■ YOUR TASK: Isolate every line in the data with the string "subtitle" and copy it.

■ EXTRACTED ENTRIES:
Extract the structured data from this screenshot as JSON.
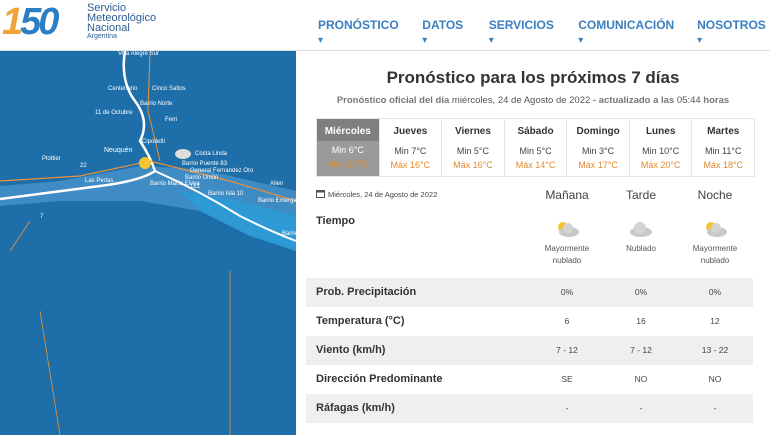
{
  "header": {
    "logo": [
      "1",
      "50"
    ],
    "org_name": [
      "Servicio",
      "Meteorológico",
      "Nacional"
    ],
    "country": "Argentina"
  },
  "nav": [
    "PRONÓSTICO",
    "DATOS",
    "SERVICIOS",
    "COMUNICACIÓN",
    "NOSOTROS"
  ],
  "map": {
    "labels": [
      "Villa Alegre Sur",
      "Centenario",
      "Cinco Saltos",
      "Barrio Norte",
      "11 de Octubre",
      "Ferri",
      "Cipolletti",
      "Costa Linda",
      "Neuquén",
      "Barrio Puente 83",
      "General Fernandez Oro",
      "Plottier",
      "Barrio María Elvira",
      "Allen",
      "Las Perlas",
      "Barrio Unión",
      "Barrio Isla 10",
      "Barrio Emerge",
      "Barrio",
      "22",
      "151",
      "7"
    ]
  },
  "forecast": {
    "title": "Pronóstico para los próximos 7 días",
    "subtitle": [
      "Pronóstico oficial del día",
      "miércoles, 24 de Agosto de 2022",
      "- actualizado a las",
      "05:44",
      "horas"
    ],
    "days": [
      {
        "name": "Miércoles",
        "min": "Min 6°C",
        "max": "Máx 16°C"
      },
      {
        "name": "Jueves",
        "min": "Min 7°C",
        "max": "Máx 16°C"
      },
      {
        "name": "Viernes",
        "min": "Min 5°C",
        "max": "Máx 16°C"
      },
      {
        "name": "Sábado",
        "min": "Min 5°C",
        "max": "Máx 14°C"
      },
      {
        "name": "Domingo",
        "min": "Min 3°C",
        "max": "Máx 17°C"
      },
      {
        "name": "Lunes",
        "min": "Min 10°C",
        "max": "Máx 20°C"
      },
      {
        "name": "Martes",
        "min": "Min 11°C",
        "max": "Máx 18°C"
      }
    ],
    "date": "Miércoles, 24 de Agosto de 2022",
    "periods": [
      "Mañana",
      "Tarde",
      "Noche"
    ],
    "weather": {
      "label": "Tiempo",
      "values": [
        [
          "Mayormente",
          "nublado"
        ],
        [
          "Nublado"
        ],
        [
          "Mayormente",
          "nublado"
        ]
      ]
    },
    "rows": [
      {
        "label": "Prob. Precipitación",
        "values": [
          "0%",
          "0%",
          "0%"
        ]
      },
      {
        "label": "Temperatura (°C)",
        "values": [
          "6",
          "16",
          "12"
        ]
      },
      {
        "label": "Viento (km/h)",
        "values": [
          "7 - 12",
          "7 - 12",
          "13 - 22"
        ]
      },
      {
        "label": "Dirección Predominante",
        "values": [
          "SE",
          "NO",
          "NO"
        ]
      },
      {
        "label": "Ráfagas (km/h)",
        "values": [
          "-",
          "-",
          "-"
        ]
      }
    ]
  }
}
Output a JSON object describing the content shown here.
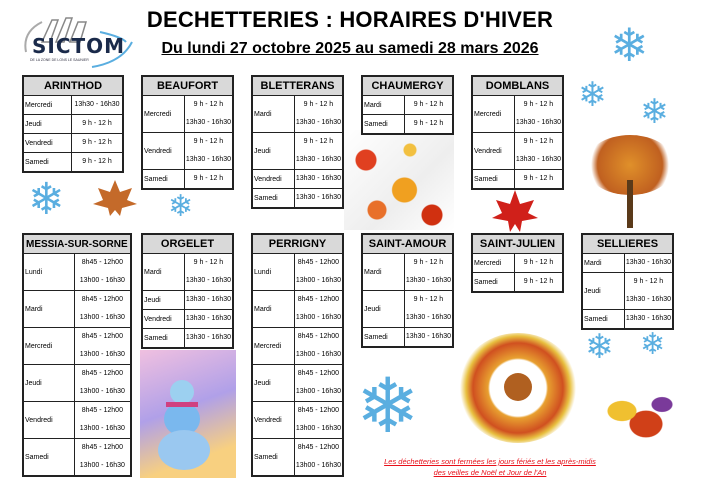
{
  "header": {
    "title": "DECHETTERIES : HORAIRES D'HIVER",
    "subtitle": "Du lundi 27 octobre 2025 au samedi 28 mars 2026",
    "logo": {
      "text": "SICTOM",
      "tagline": "DE LA ZONE DE LONS LE SAUNIER"
    }
  },
  "tables": [
    {
      "name": "ARINTHOD",
      "rows": [
        {
          "day": "Mercredi",
          "times": [
            "13h30 - 16h30"
          ]
        },
        {
          "day": "Jeudi",
          "times": [
            "9 h - 12 h"
          ]
        },
        {
          "day": "Vendredi",
          "times": [
            "9 h - 12 h"
          ]
        },
        {
          "day": "Samedi",
          "times": [
            "9 h - 12 h"
          ]
        }
      ]
    },
    {
      "name": "BEAUFORT",
      "rows": [
        {
          "day": "Mercredi",
          "times": [
            "9 h - 12 h",
            "13h30 - 16h30"
          ]
        },
        {
          "day": "Vendredi",
          "times": [
            "9 h - 12 h",
            "13h30 - 16h30"
          ]
        },
        {
          "day": "Samedi",
          "times": [
            "9 h - 12 h"
          ]
        }
      ]
    },
    {
      "name": "BLETTERANS",
      "rows": [
        {
          "day": "Mardi",
          "times": [
            "9 h - 12 h",
            "13h30 - 16h30"
          ]
        },
        {
          "day": "Jeudi",
          "times": [
            "9 h - 12 h",
            "13h30 - 16h30"
          ]
        },
        {
          "day": "Vendredi",
          "times": [
            "13h30 - 16h30"
          ]
        },
        {
          "day": "Samedi",
          "times": [
            "13h30 - 16h30"
          ]
        }
      ]
    },
    {
      "name": "CHAUMERGY",
      "rows": [
        {
          "day": "Mardi",
          "times": [
            "9 h - 12 h"
          ]
        },
        {
          "day": "Samedi",
          "times": [
            "9 h - 12 h"
          ]
        }
      ]
    },
    {
      "name": "DOMBLANS",
      "rows": [
        {
          "day": "Mercredi",
          "times": [
            "9 h - 12 h",
            "13h30 - 16h30"
          ]
        },
        {
          "day": "Vendredi",
          "times": [
            "9 h - 12 h",
            "13h30 - 16h30"
          ]
        },
        {
          "day": "Samedi",
          "times": [
            "9 h - 12 h"
          ]
        }
      ]
    },
    {
      "name": "MESSIA-SUR-SORNE",
      "rows": [
        {
          "day": "Lundi",
          "times": [
            "8h45 - 12h00",
            "13h00 - 16h30"
          ]
        },
        {
          "day": "Mardi",
          "times": [
            "8h45 - 12h00",
            "13h00 - 16h30"
          ]
        },
        {
          "day": "Mercredi",
          "times": [
            "8h45 - 12h00",
            "13h00 - 16h30"
          ]
        },
        {
          "day": "Jeudi",
          "times": [
            "8h45 - 12h00",
            "13h00 - 16h30"
          ]
        },
        {
          "day": "Vendredi",
          "times": [
            "8h45 - 12h00",
            "13h00 - 16h30"
          ]
        },
        {
          "day": "Samedi",
          "times": [
            "8h45 - 12h00",
            "13h00 - 16h30"
          ]
        }
      ]
    },
    {
      "name": "ORGELET",
      "rows": [
        {
          "day": "Mardi",
          "times": [
            "9 h - 12 h",
            "13h30 - 16h30"
          ]
        },
        {
          "day": "Jeudi",
          "times": [
            "13h30 - 16h30"
          ]
        },
        {
          "day": "Vendredi",
          "times": [
            "13h30 - 16h30"
          ]
        },
        {
          "day": "Samedi",
          "times": [
            "13h30 - 16h30"
          ]
        }
      ]
    },
    {
      "name": "PERRIGNY",
      "rows": [
        {
          "day": "Lundi",
          "times": [
            "8h45 - 12h00",
            "13h00 - 16h30"
          ]
        },
        {
          "day": "Mardi",
          "times": [
            "8h45 - 12h00",
            "13h00 - 16h30"
          ]
        },
        {
          "day": "Mercredi",
          "times": [
            "8h45 - 12h00",
            "13h00 - 16h30"
          ]
        },
        {
          "day": "Jeudi",
          "times": [
            "8h45 - 12h00",
            "13h00 - 16h30"
          ]
        },
        {
          "day": "Vendredi",
          "times": [
            "8h45 - 12h00",
            "13h00 - 16h30"
          ]
        },
        {
          "day": "Samedi",
          "times": [
            "8h45 - 12h00",
            "13h00 - 16h30"
          ]
        }
      ]
    },
    {
      "name": "SAINT-AMOUR",
      "rows": [
        {
          "day": "Mardi",
          "times": [
            "9 h - 12 h",
            "13h30 - 16h30"
          ]
        },
        {
          "day": "Jeudi",
          "times": [
            "9 h - 12 h",
            "13h30 - 16h30"
          ]
        },
        {
          "day": "Samedi",
          "times": [
            "13h30 - 16h30"
          ]
        }
      ]
    },
    {
      "name": "SAINT-JULIEN",
      "rows": [
        {
          "day": "Mercredi",
          "times": [
            "9 h - 12 h"
          ]
        },
        {
          "day": "Samedi",
          "times": [
            "9 h - 12 h"
          ]
        }
      ]
    },
    {
      "name": "SELLIERES",
      "rows": [
        {
          "day": "Mardi",
          "times": [
            "13h30 - 16h30"
          ]
        },
        {
          "day": "Jeudi",
          "times": [
            "9 h - 12 h",
            "13h30 - 16h30"
          ]
        },
        {
          "day": "Samedi",
          "times": [
            "13h30 - 16h30"
          ]
        }
      ]
    }
  ],
  "footer": {
    "line1": "Les déchetteries sont fermées les jours fériés et les après-midis",
    "line2": "des veilles de Noël et Jour de l'An"
  },
  "colors": {
    "header_bg": "#d9d9d9",
    "footer_text": "#e8101a",
    "snowflake": "#5aaee0"
  },
  "decorations": [
    "snowflake-icon",
    "maple-leaf-icon",
    "snowman-image",
    "autumn-tree-image",
    "squirrel-wreath-image"
  ]
}
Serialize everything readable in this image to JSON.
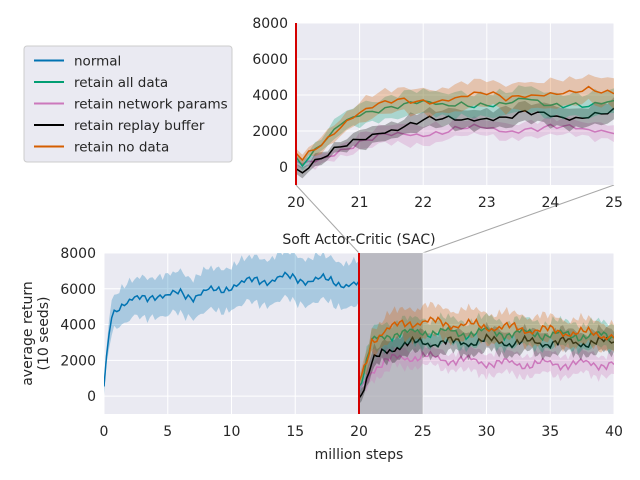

■ OUTPUT:
    "subtitle": [
    "subtitle": "Du lundi 27 octobre 2025 au samedi 28 mars 2026",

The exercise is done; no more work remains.